Work to do:
Copy the rows below word for word, but leave out the pictures.

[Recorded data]
-- Start --

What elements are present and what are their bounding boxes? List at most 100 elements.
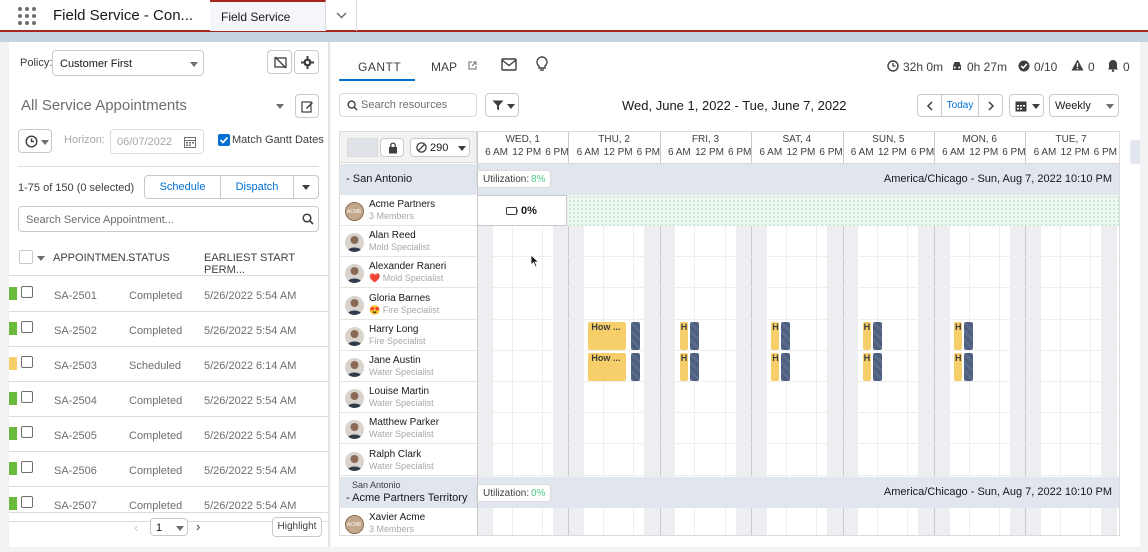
hour-gridline (724, 163, 726, 535)
tab-gantt[interactable]: GANTT (339, 56, 415, 81)
resource-row[interactable]: ACME Xavier Acme 3 Members (340, 508, 477, 535)
tab-gantt-label: GANTT (358, 60, 402, 74)
resource-row[interactable]: Harry Long Fire Specialist (340, 319, 477, 351)
prev-page-icon[interactable]: ‹ (134, 520, 139, 535)
service-appointment[interactable]: H (954, 353, 962, 381)
table-row[interactable]: SA-2506 Completed 5/26/2022 5:54 AM (9, 452, 329, 487)
travel-block[interactable] (781, 321, 791, 350)
table-row[interactable]: SA-2501 Completed 5/26/2022 5:54 AM (9, 277, 329, 312)
horizon-label: Horizon: (64, 134, 105, 146)
next-week-button[interactable] (978, 94, 1003, 117)
capacity-cell[interactable]: 0% (477, 195, 567, 226)
day-separator (751, 132, 753, 535)
policy-select[interactable]: Customer First (52, 50, 204, 76)
resource-row[interactable]: Alexander Raneri ❤️ Mold Specialist (340, 257, 477, 289)
resource-row[interactable]: Alan Reed Mold Specialist (340, 226, 477, 258)
lightbulb-icon[interactable] (536, 56, 550, 72)
travel-block[interactable] (781, 353, 791, 381)
view-value: Weekly (1055, 100, 1091, 112)
schedule-button[interactable]: Schedule (144, 175, 221, 199)
select-all-resources[interactable] (347, 138, 378, 157)
more-actions-button[interactable] (293, 175, 319, 199)
edit-list-button[interactable] (295, 94, 319, 118)
search-appointment-input[interactable]: Search Service Appointment... (18, 206, 319, 232)
resource-row[interactable]: Louise Martin Water Specialist (340, 382, 477, 414)
match-gantt-checkbox[interactable] (218, 134, 230, 146)
service-appointment[interactable]: H (679, 321, 688, 350)
column-status[interactable]: STATUS (128, 252, 170, 264)
filter-button[interactable] (485, 93, 519, 117)
app-launcher-icon[interactable] (17, 6, 37, 26)
service-appointment[interactable]: H (862, 353, 871, 381)
day-separator (842, 132, 844, 535)
tab-map[interactable]: MAP (431, 56, 486, 81)
date-picker-button[interactable] (1009, 94, 1044, 117)
caret-down-icon[interactable] (37, 256, 45, 261)
tab-field-service[interactable]: Field Service (210, 0, 326, 31)
today-button[interactable]: Today (941, 94, 979, 117)
row-checkbox[interactable] (21, 321, 33, 333)
travel-block[interactable] (872, 353, 882, 381)
table-row[interactable]: SA-2502 Completed 5/26/2022 5:54 AM (9, 312, 329, 347)
row-checkbox[interactable] (21, 286, 33, 298)
appointment-id[interactable]: SA-2505 (54, 430, 97, 442)
resource-row[interactable]: Ralph Clark Water Specialist (340, 444, 477, 476)
page-select[interactable]: 1 (150, 518, 188, 536)
travel-block[interactable] (631, 321, 641, 350)
dispatch-button[interactable]: Dispatch (220, 175, 294, 199)
tab-menu-button[interactable] (327, 0, 357, 31)
service-appointment[interactable]: H (771, 353, 780, 381)
appointment-id[interactable]: SA-2504 (54, 395, 97, 407)
side-panel-toggle[interactable] (1130, 140, 1140, 164)
hide-map-button[interactable] (267, 50, 292, 74)
list-view-caret-icon[interactable] (276, 104, 284, 109)
service-appointment[interactable]: H (954, 321, 962, 350)
column-earliest-start[interactable]: EARLIEST START PERM... (204, 252, 295, 276)
highlight-button[interactable]: Highlight (272, 517, 322, 537)
resource-row[interactable]: Gloria Barnes 😍 Fire Specialist (340, 288, 477, 320)
appointment-id[interactable]: SA-2507 (54, 500, 97, 512)
horizon-clock-button[interactable] (18, 129, 52, 153)
service-appointment[interactable]: H (771, 321, 780, 350)
appointment-id[interactable]: SA-2506 (54, 465, 97, 477)
appointment-id[interactable]: SA-2502 (54, 325, 97, 337)
email-icon[interactable] (501, 58, 519, 72)
select-all-checkbox[interactable] (19, 250, 33, 264)
horizon-date-input[interactable]: 06/07/2022 (110, 129, 204, 154)
service-appointment[interactable]: How ... (588, 353, 627, 381)
resource-row[interactable]: ACME Acme Partners 3 Members (340, 195, 477, 226)
travel-block[interactable] (689, 353, 699, 381)
travel-block[interactable] (631, 353, 641, 381)
column-appointment[interactable]: APPOINTMEN... (53, 252, 135, 264)
row-checkbox[interactable] (21, 391, 33, 403)
row-checkbox[interactable] (21, 461, 33, 473)
travel-block[interactable] (689, 321, 699, 350)
resource-row[interactable]: Jane Austin Water Specialist (340, 351, 477, 382)
lock-button[interactable] (380, 138, 404, 157)
avatar (345, 389, 364, 409)
resource-row[interactable]: Matthew Parker Water Specialist (340, 413, 477, 445)
prev-week-button[interactable] (917, 94, 942, 117)
resource-skill: Water Specialist (369, 398, 434, 408)
search-resources-input[interactable]: Search resources (339, 93, 477, 117)
appointment-id[interactable]: SA-2501 (54, 290, 97, 302)
appointment-id[interactable]: SA-2503 (54, 360, 97, 372)
view-select[interactable]: Weekly (1049, 94, 1119, 117)
list-title[interactable]: All Service Appointments (21, 97, 187, 114)
table-row[interactable]: SA-2505 Completed 5/26/2022 5:54 AM (9, 417, 329, 452)
resource-count-select[interactable]: 290 (410, 138, 470, 157)
caret-down-icon (302, 185, 310, 190)
next-page-icon[interactable]: › (196, 519, 201, 534)
table-row[interactable]: SA-2504 Completed 5/26/2022 5:54 AM (9, 382, 329, 417)
travel-block[interactable] (964, 353, 973, 381)
row-checkbox[interactable] (21, 496, 33, 508)
row-checkbox[interactable] (21, 426, 33, 438)
travel-block[interactable] (964, 321, 973, 350)
row-checkbox[interactable] (21, 356, 33, 368)
service-appointment[interactable]: How ... (588, 321, 627, 350)
service-appointment[interactable]: H (862, 321, 871, 350)
table-row[interactable]: SA-2503 Scheduled 5/26/2022 6:14 AM (9, 347, 329, 382)
service-appointment[interactable]: H (679, 353, 688, 381)
travel-block[interactable] (872, 321, 882, 350)
settings-button[interactable] (294, 50, 319, 74)
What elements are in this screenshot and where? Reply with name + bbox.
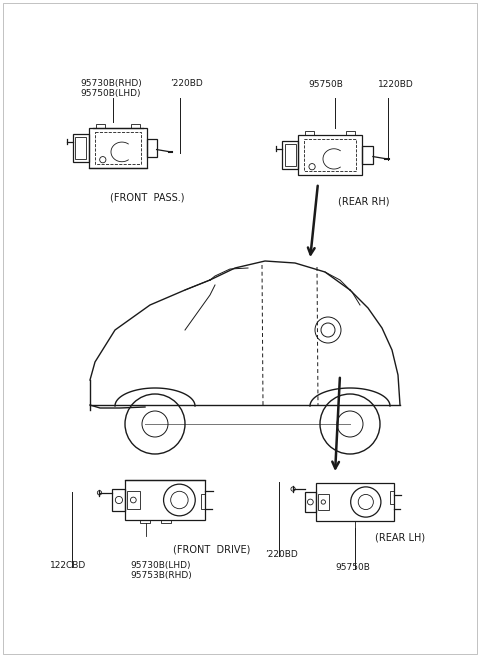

-- End --

Task answer:
What elements are present and what are their bounding boxes? List at most 100 elements.
hour-gridline (724, 163, 726, 535)
tab-gantt[interactable]: GANTT (339, 56, 415, 81)
resource-row[interactable]: ACME Xavier Acme 3 Members (340, 508, 477, 535)
tab-gantt-label: GANTT (358, 60, 402, 74)
resource-row[interactable]: Harry Long Fire Specialist (340, 319, 477, 351)
prev-page-icon[interactable]: ‹ (134, 520, 139, 535)
service-appointment[interactable]: H (954, 353, 962, 381)
table-row[interactable]: SA-2506 Completed 5/26/2022 5:54 AM (9, 452, 329, 487)
travel-block[interactable] (781, 321, 791, 350)
table-row[interactable]: SA-2501 Completed 5/26/2022 5:54 AM (9, 277, 329, 312)
horizon-label: Horizon: (64, 134, 105, 146)
next-week-button[interactable] (978, 94, 1003, 117)
capacity-cell[interactable]: 0% (477, 195, 567, 226)
day-separator (751, 132, 753, 535)
policy-select[interactable]: Customer First (52, 50, 204, 76)
resource-row[interactable]: Alexander Raneri ❤️ Mold Specialist (340, 257, 477, 289)
resource-row[interactable]: Alan Reed Mold Specialist (340, 226, 477, 258)
lightbulb-icon[interactable] (536, 56, 550, 72)
travel-block[interactable] (781, 353, 791, 381)
view-value: Weekly (1055, 100, 1091, 112)
schedule-button[interactable]: Schedule (144, 175, 221, 199)
select-all-resources[interactable] (347, 138, 378, 157)
more-actions-button[interactable] (293, 175, 319, 199)
edit-list-button[interactable] (295, 94, 319, 118)
search-appointment-input[interactable]: Search Service Appointment... (18, 206, 319, 232)
resource-row[interactable]: Louise Martin Water Specialist (340, 382, 477, 414)
match-gantt-checkbox[interactable] (218, 134, 230, 146)
service-appointment[interactable]: H (679, 321, 688, 350)
column-status[interactable]: STATUS (128, 252, 170, 264)
filter-button[interactable] (485, 93, 519, 117)
app-launcher-icon[interactable] (17, 6, 37, 26)
service-appointment[interactable]: H (862, 353, 871, 381)
day-separator (842, 132, 844, 535)
tab-map[interactable]: MAP (431, 56, 486, 81)
date-picker-button[interactable] (1009, 94, 1044, 117)
caret-down-icon[interactable] (37, 256, 45, 261)
tab-field-service[interactable]: Field Service (210, 0, 326, 31)
today-button[interactable]: Today (941, 94, 979, 117)
row-checkbox[interactable] (21, 321, 33, 333)
travel-block[interactable] (872, 353, 882, 381)
table-row[interactable]: SA-2502 Completed 5/26/2022 5:54 AM (9, 312, 329, 347)
row-checkbox[interactable] (21, 286, 33, 298)
appointment-id[interactable]: SA-2505 (54, 430, 97, 442)
resource-row[interactable]: Ralph Clark Water Specialist (340, 444, 477, 476)
page-select[interactable]: 1 (150, 518, 188, 536)
travel-block[interactable] (631, 321, 641, 350)
dispatch-button[interactable]: Dispatch (220, 175, 294, 199)
tab-menu-button[interactable] (327, 0, 357, 31)
service-appointment[interactable]: H (771, 353, 780, 381)
appointment-id[interactable]: SA-2504 (54, 395, 97, 407)
side-panel-toggle[interactable] (1130, 140, 1140, 164)
hide-map-button[interactable] (267, 50, 292, 74)
list-view-caret-icon[interactable] (276, 104, 284, 109)
service-appointment[interactable]: H (954, 321, 962, 350)
column-earliest-start[interactable]: EARLIEST START PERM... (204, 252, 295, 276)
highlight-button[interactable]: Highlight (272, 517, 322, 537)
resource-row[interactable]: Gloria Barnes 😍 Fire Specialist (340, 288, 477, 320)
appointment-id[interactable]: SA-2507 (54, 500, 97, 512)
horizon-clock-button[interactable] (18, 129, 52, 153)
service-appointment[interactable]: H (771, 321, 780, 350)
appointment-id[interactable]: SA-2506 (54, 465, 97, 477)
appointment-id[interactable]: SA-2502 (54, 325, 97, 337)
email-icon[interactable] (501, 58, 519, 72)
select-all-checkbox[interactable] (19, 250, 33, 264)
horizon-date-input[interactable]: 06/07/2022 (110, 129, 204, 154)
service-appointment[interactable]: How ... (588, 353, 627, 381)
resource-row[interactable]: ACME Acme Partners 3 Members (340, 195, 477, 226)
travel-block[interactable] (689, 353, 699, 381)
travel-block[interactable] (631, 353, 641, 381)
column-appointment[interactable]: APPOINTMEN... (53, 252, 135, 264)
row-checkbox[interactable] (21, 391, 33, 403)
row-checkbox[interactable] (21, 461, 33, 473)
travel-block[interactable] (689, 321, 699, 350)
resource-row[interactable]: Jane Austin Water Specialist (340, 351, 477, 382)
lock-button[interactable] (380, 138, 404, 157)
avatar (345, 389, 364, 409)
resource-row[interactable]: Matthew Parker Water Specialist (340, 413, 477, 445)
prev-week-button[interactable] (917, 94, 942, 117)
resource-skill: Water Specialist (369, 398, 434, 408)
search-resources-input[interactable]: Search resources (339, 93, 477, 117)
appointment-id[interactable]: SA-2501 (54, 290, 97, 302)
appointment-id[interactable]: SA-2503 (54, 360, 97, 372)
view-select[interactable]: Weekly (1049, 94, 1119, 117)
list-title[interactable]: All Service Appointments (21, 97, 187, 114)
table-row[interactable]: SA-2505 Completed 5/26/2022 5:54 AM (9, 417, 329, 452)
resource-count-select[interactable]: 290 (410, 138, 470, 157)
caret-down-icon (302, 185, 310, 190)
next-page-icon[interactable]: › (196, 519, 201, 534)
table-row[interactable]: SA-2504 Completed 5/26/2022 5:54 AM (9, 382, 329, 417)
travel-block[interactable] (964, 353, 973, 381)
row-checkbox[interactable] (21, 496, 33, 508)
row-checkbox[interactable] (21, 426, 33, 438)
travel-block[interactable] (964, 321, 973, 350)
row-checkbox[interactable] (21, 356, 33, 368)
service-appointment[interactable]: How ... (588, 321, 627, 350)
service-appointment[interactable]: H (862, 321, 871, 350)
table-row[interactable]: SA-2503 Scheduled 5/26/2022 6:14 AM (9, 347, 329, 382)
service-appointment[interactable]: H (679, 353, 688, 381)
travel-block[interactable] (872, 321, 882, 350)
settings-button[interactable] (294, 50, 319, 74)
What elements are in this screenshot and where? Reply with name + bbox.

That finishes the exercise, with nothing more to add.